■ **EXERCISE BRIEF**:
All material below is to be reproduced exactly.

■ **RECORD LIST**:
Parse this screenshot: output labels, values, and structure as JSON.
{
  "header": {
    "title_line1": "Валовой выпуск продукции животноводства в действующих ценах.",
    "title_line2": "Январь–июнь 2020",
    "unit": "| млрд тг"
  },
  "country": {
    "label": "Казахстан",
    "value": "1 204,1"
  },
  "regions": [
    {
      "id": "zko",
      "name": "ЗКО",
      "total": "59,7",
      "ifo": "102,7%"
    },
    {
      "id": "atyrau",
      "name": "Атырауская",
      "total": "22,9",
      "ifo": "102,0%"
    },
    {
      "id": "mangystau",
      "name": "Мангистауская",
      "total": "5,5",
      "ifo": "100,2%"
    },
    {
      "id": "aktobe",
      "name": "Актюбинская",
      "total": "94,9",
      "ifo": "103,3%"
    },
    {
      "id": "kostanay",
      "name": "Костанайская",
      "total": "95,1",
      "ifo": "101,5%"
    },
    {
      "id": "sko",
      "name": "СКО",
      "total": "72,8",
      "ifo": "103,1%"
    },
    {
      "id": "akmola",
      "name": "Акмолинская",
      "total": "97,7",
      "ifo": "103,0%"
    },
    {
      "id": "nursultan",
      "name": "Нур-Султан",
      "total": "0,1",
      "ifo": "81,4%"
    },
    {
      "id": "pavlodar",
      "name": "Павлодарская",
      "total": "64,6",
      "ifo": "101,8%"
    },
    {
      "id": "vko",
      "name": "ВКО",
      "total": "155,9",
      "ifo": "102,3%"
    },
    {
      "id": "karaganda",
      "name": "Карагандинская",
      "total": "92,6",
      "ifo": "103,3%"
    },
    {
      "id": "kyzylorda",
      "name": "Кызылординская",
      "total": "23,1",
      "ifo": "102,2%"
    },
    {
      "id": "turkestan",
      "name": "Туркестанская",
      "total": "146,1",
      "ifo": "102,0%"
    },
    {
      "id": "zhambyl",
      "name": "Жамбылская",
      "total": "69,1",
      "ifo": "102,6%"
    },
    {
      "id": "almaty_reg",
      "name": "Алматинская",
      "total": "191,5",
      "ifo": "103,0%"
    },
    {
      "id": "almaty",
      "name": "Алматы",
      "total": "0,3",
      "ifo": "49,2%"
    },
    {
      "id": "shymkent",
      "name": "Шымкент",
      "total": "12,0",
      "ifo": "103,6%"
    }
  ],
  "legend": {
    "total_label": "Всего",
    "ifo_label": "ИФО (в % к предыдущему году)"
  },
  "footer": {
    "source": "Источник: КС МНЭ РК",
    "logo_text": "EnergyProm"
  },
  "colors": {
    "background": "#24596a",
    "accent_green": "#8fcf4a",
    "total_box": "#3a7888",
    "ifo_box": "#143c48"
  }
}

■ **WRITTEN RESPONSE**:
Parse this screenshot: output labels, values, and structure as JSON.
{
  "header": {
    "title_line1": "Валовой выпуск продукции животноводства в действующих ценах.",
    "title_line2": "Январь–июнь 2020",
    "unit": "| млрд тг"
  },
  "country": {
    "label": "Казахстан",
    "value": "1 204,1"
  },
  "regions": [
    {
      "id": "zko",
      "name": "ЗКО",
      "total": "59,7",
      "ifo": "102,7%"
    },
    {
      "id": "atyrau",
      "name": "Атырауская",
      "total": "22,9",
      "ifo": "102,0%"
    },
    {
      "id": "mangystau",
      "name": "Мангистауская",
      "total": "5,5",
      "ifo": "100,2%"
    },
    {
      "id": "aktobe",
      "name": "Актюбинская",
      "total": "94,9",
      "ifo": "103,3%"
    },
    {
      "id": "kostanay",
      "name": "Костанайская",
      "total": "95,1",
      "ifo": "101,5%"
    },
    {
      "id": "sko",
      "name": "СКО",
      "total": "72,8",
      "ifo": "103,1%"
    },
    {
      "id": "akmola",
      "name": "Акмолинская",
      "total": "97,7",
      "ifo": "103,0%"
    },
    {
      "id": "nursultan",
      "name": "Нур-Султан",
      "total": "0,1",
      "ifo": "81,4%"
    },
    {
      "id": "pavlodar",
      "name": "Павлодарская",
      "total": "64,6",
      "ifo": "101,8%"
    },
    {
      "id": "vko",
      "name": "ВКО",
      "total": "155,9",
      "ifo": "102,3%"
    },
    {
      "id": "karaganda",
      "name": "Карагандинская",
      "total": "92,6",
      "ifo": "103,3%"
    },
    {
      "id": "kyzylorda",
      "name": "Кызылординская",
      "total": "23,1",
      "ifo": "102,2%"
    },
    {
      "id": "turkestan",
      "name": "Туркестанская",
      "total": "146,1",
      "ifo": "102,0%"
    },
    {
      "id": "zhambyl",
      "name": "Жамбылская",
      "total": "69,1",
      "ifo": "102,6%"
    },
    {
      "id": "almaty_reg",
      "name": "Алматинская",
      "total": "191,5",
      "ifo": "103,0%"
    },
    {
      "id": "almaty",
      "name": "Алматы",
      "total": "0,3",
      "ifo": "49,2%"
    },
    {
      "id": "shymkent",
      "name": "Шымкент",
      "total": "12,0",
      "ifo": "103,6%"
    }
  ],
  "legend": {
    "total_label": "Всего",
    "ifo_label": "ИФО (в % к предыдущему году)"
  },
  "footer": {
    "source": "Источник: КС МНЭ РК",
    "logo_text": "EnergyProm"
  },
  "colors": {
    "background": "#24596a",
    "accent_green": "#8fcf4a",
    "total_box": "#3a7888",
    "ifo_box": "#143c48"
  }
}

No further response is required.